[Collection entries]
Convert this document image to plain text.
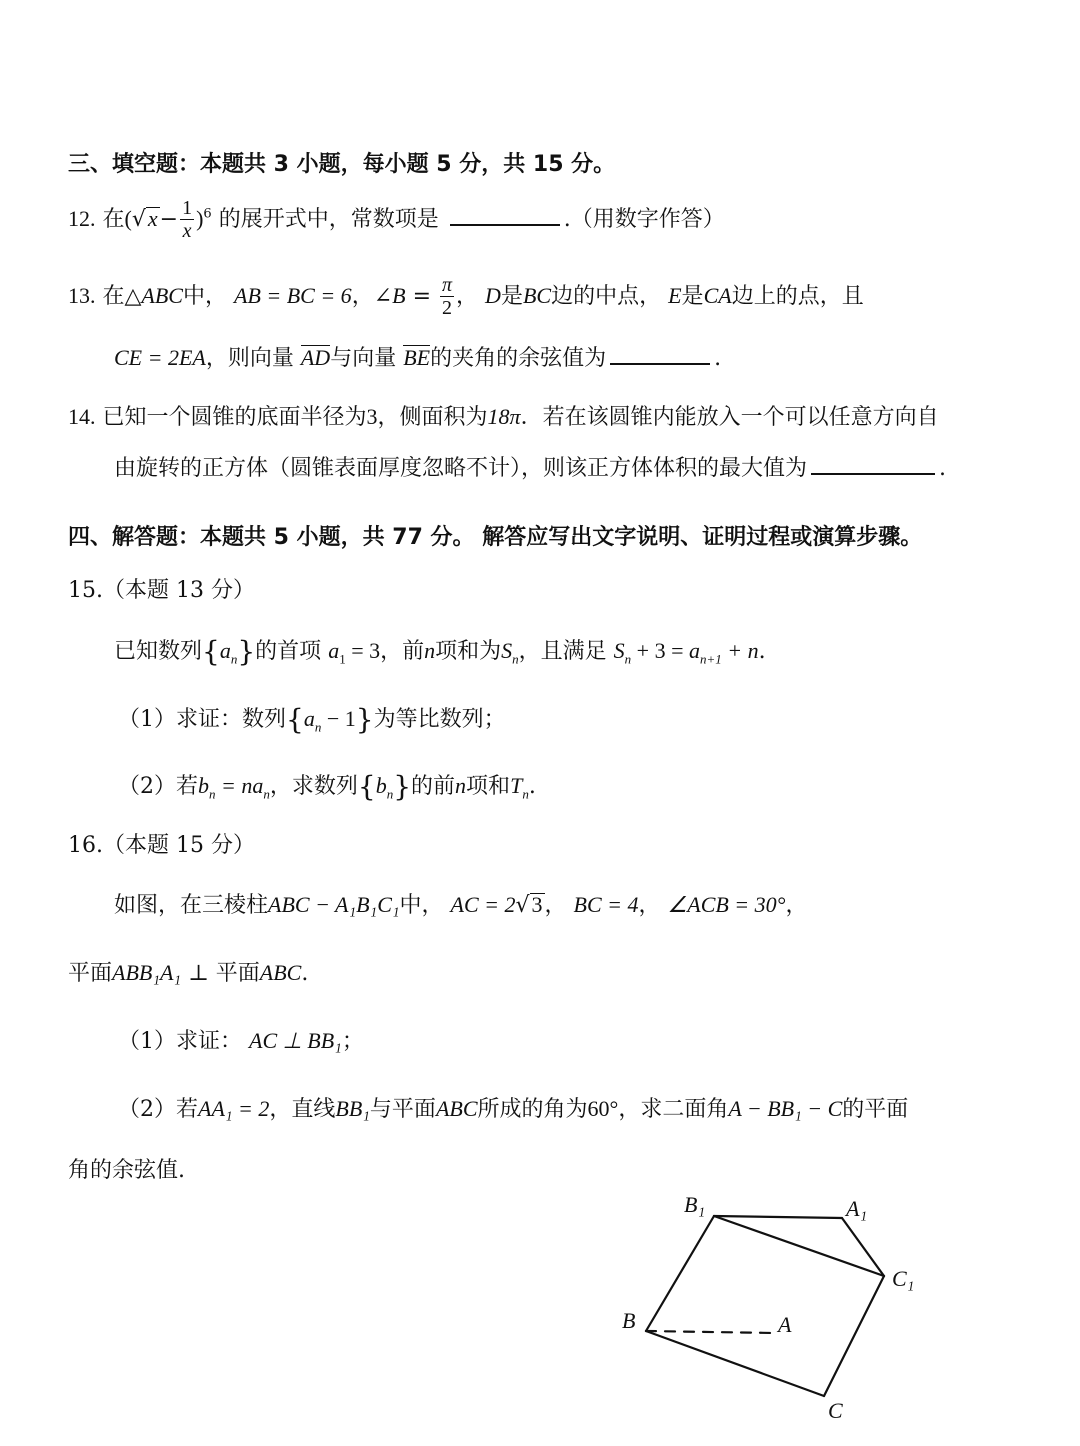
三、填空题：本题共 3 小题，每小题 5 分，共 15 分。
12. 在$(√x- \frac{1}{x} )^6$ 的展开式中，常数项是	.（用数字作答）
13. 在△ABC中， AB = BC = 6，∠B = $\frac{\pi}{2}$ ， D是BC边的中点， E是CA边上的点，且
CE = 2EA，则向量 AD与向量 BE的夹角的余弦值为	.
14. 已知一个圆锥的底面半径为3，侧面积为18π．若在该圆锥内能放入一个可以任意方向自
由旋转的正方体（圆锥表面厚度忽略不计），则该正方体体积的最大值为	.
四、解答题：本题共 5 小题，共 77 分。 解答应写出文字说明、证明过程或演算步骤。
15.（本题 13 分）
已知数列$\{a_n\}$的首项 $a_1 = 3$，前n项和为$S_n$，且满足 $S_n + 3 = a_{n+1} + n$.
（1）求证：数列$\{a_n - 1\}$为等比数列；
（2）若$b_n = na_n$，求数列$\{b_n\}$的前n项和$T_n$.
16.（本题 15 分）
如图，在三棱柱ABC − A₁B₁C₁中， AC = 2√3， BC = 4， ∠ACB = 30°，
平面ABB₁A₁ ⊥ 平面ABC.
（1）求证： AC ⊥ BB₁；
（2）若AA₁ = 2，直线BB₁与平面ABC所成的角为60°，求二面角A − BB₁ − C的平面
角的余弦值.
B₁	A₁
C₁
B	A
C
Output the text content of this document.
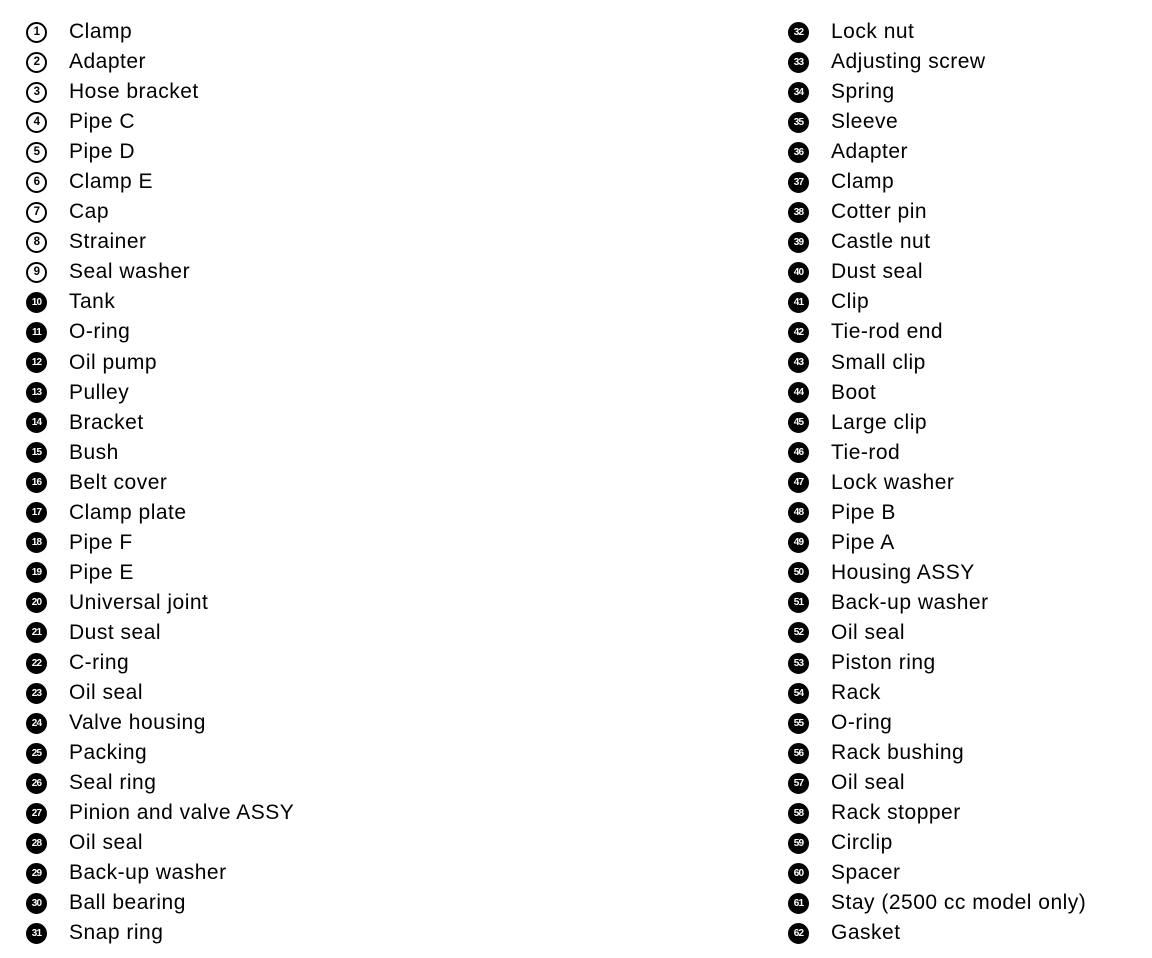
1	Clamp
2	Adapter
3	Hose bracket
4	Pipe C
5	Pipe D
6	Clamp E
7	Cap
8	Strainer
9	Seal washer
10 Tank
11 O-ring
12 Oil pump
13 Pulley
14 Bracket
15 Bush
16 Belt cover
17 Clamp plate
18 Pipe F
19 Pipe E
20 Universal joint
21 Dust seal
22 C-ring
23 Oil seal
24 Valve housing
25 Packing
26 Seal ring
27 Pinion and valve ASSY
28 Oil seal
29 Back-up washer
30 Ball bearing
31 Snap ring
32 Lock nut
33 Adjusting screw
34 Spring
35 Sleeve
36 Adapter
37 Clamp
38 Cotter pin
39 Castle nut
40 Dust seal
41 Clip
42 Tie-rod end
43 Small clip
44 Boot
45 Large clip
46 Tie-rod
47 Lock washer
48 Pipe B
49 Pipe A
50 Housing ASSY
51 Back-up washer
52 Oil seal
53 Piston ring
54 Rack
55 O-ring
56 Rack bushing
57 Oil seal
58 Rack stopper
59 Circlip
60 Spacer
61 Stay (2500 cc model only)
62 Gasket
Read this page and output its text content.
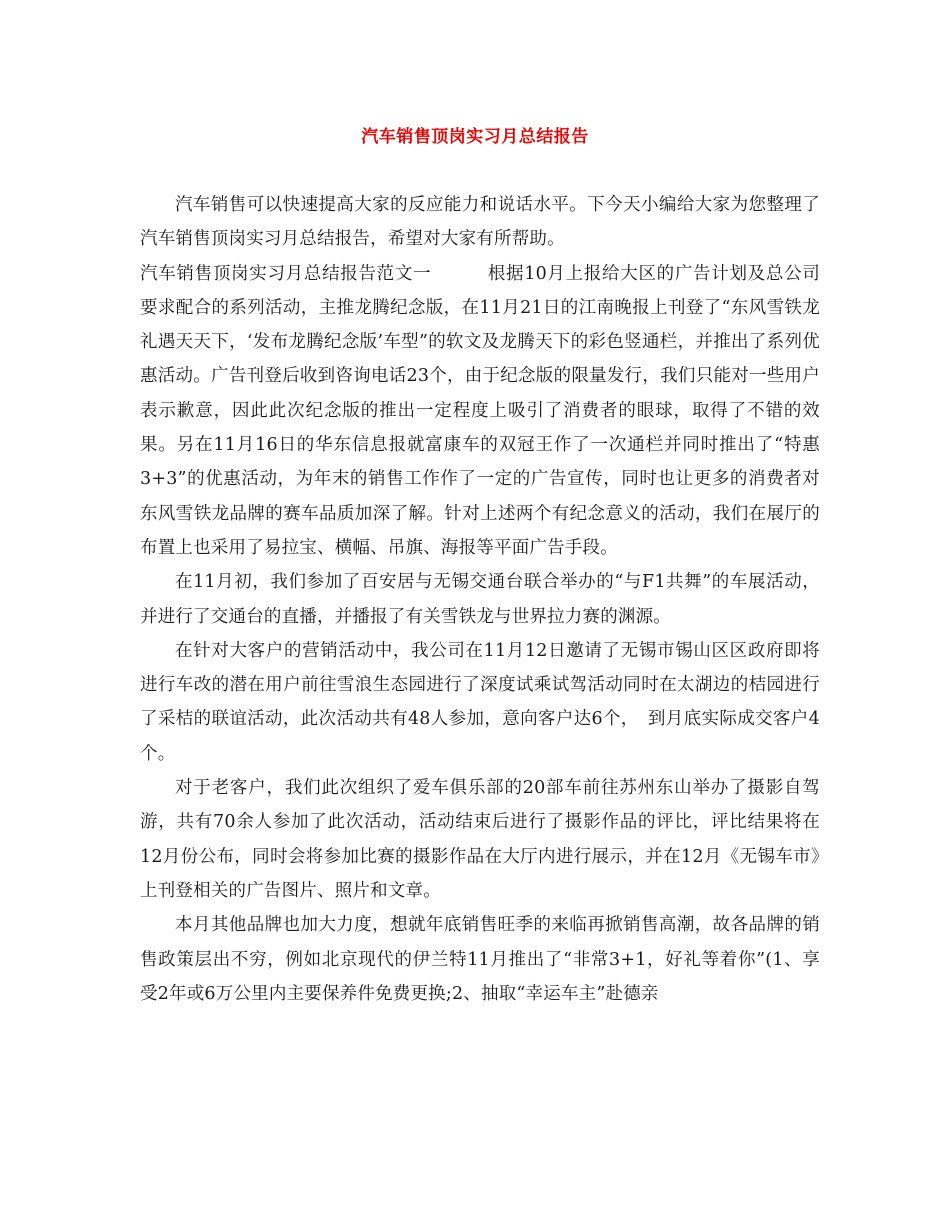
汽车销售顶岗实习月总结报告

汽车销售可以快速提高大家的反应能力和说话水平。下今天小编给大家为您整理了汽车销售顶岗实习月总结报告，希望对大家有所帮助。

汽车销售顶岗实习月总结报告范文一	根据10月上报给大区的广告计划及总公司要求配合的系列活动，主推龙腾纪念版，在11月21日的江南晚报上刊登了“东风雪铁龙礼遇天天下，‘发布龙腾纪念版’车型”的软文及龙腾天下的彩色竖通栏，并推出了系列优惠活动。广告刊登后收到咨询电话23个，由于纪念版的限量发行，我们只能对一些用户表示歉意，因此此次纪念版的推出一定程度上吸引了消费者的眼球，取得了不错的效果。另在11月16日的华东信息报就富康车的双冠王作了一次通栏并同时推出了“特惠3+3”的优惠活动，为年末的销售工作作了一定的广告宣传，同时也让更多的消费者对东风雪铁龙品牌的赛车品质加深了解。针对上述两个有纪念意义的活动，我们在展厅的布置上也采用了易拉宝、横幅、吊旗、海报等平面广告手段。

在11月初，我们参加了百安居与无锡交通台联合举办的“与F1共舞”的车展活动，并进行了交通台的直播，并播报了有关雪铁龙与世界拉力赛的渊源。

在针对大客户的营销活动中，我公司在11月12日邀请了无锡市锡山区区政府即将进行车改的潜在用户前往雪浪生态园进行了深度试乘试驾活动同时在太湖边的桔园进行了采桔的联谊活动，此次活动共有48人参加，意向客户达6个，　到月底实际成交客户4个。

对于老客户，我们此次组织了爱车俱乐部的20部车前往苏州东山举办了摄影自驾游，共有70余人参加了此次活动，活动结束后进行了摄影作品的评比，评比结果将在12月份公布，同时会将参加比赛的摄影作品在大厅内进行展示，并在12月《无锡车市》上刊登相关的广告图片、照片和文章。

本月其他品牌也加大力度，想就年底销售旺季的来临再掀销售高潮，故各品牌的销售政策层出不穷，例如北京现代的伊兰特11月推出了“非常3+1，好礼等着你”(1、享受2年或6万公里内主要保养件免费更换;2、抽取“幸运车主”赴德亲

> GOAL OF THE EXERCISE: Go through the material above and copy each line that has the word "ASSY".

> WRITTEN ANSWER:
27 Pinion and valve ASSY
50 Housing ASSY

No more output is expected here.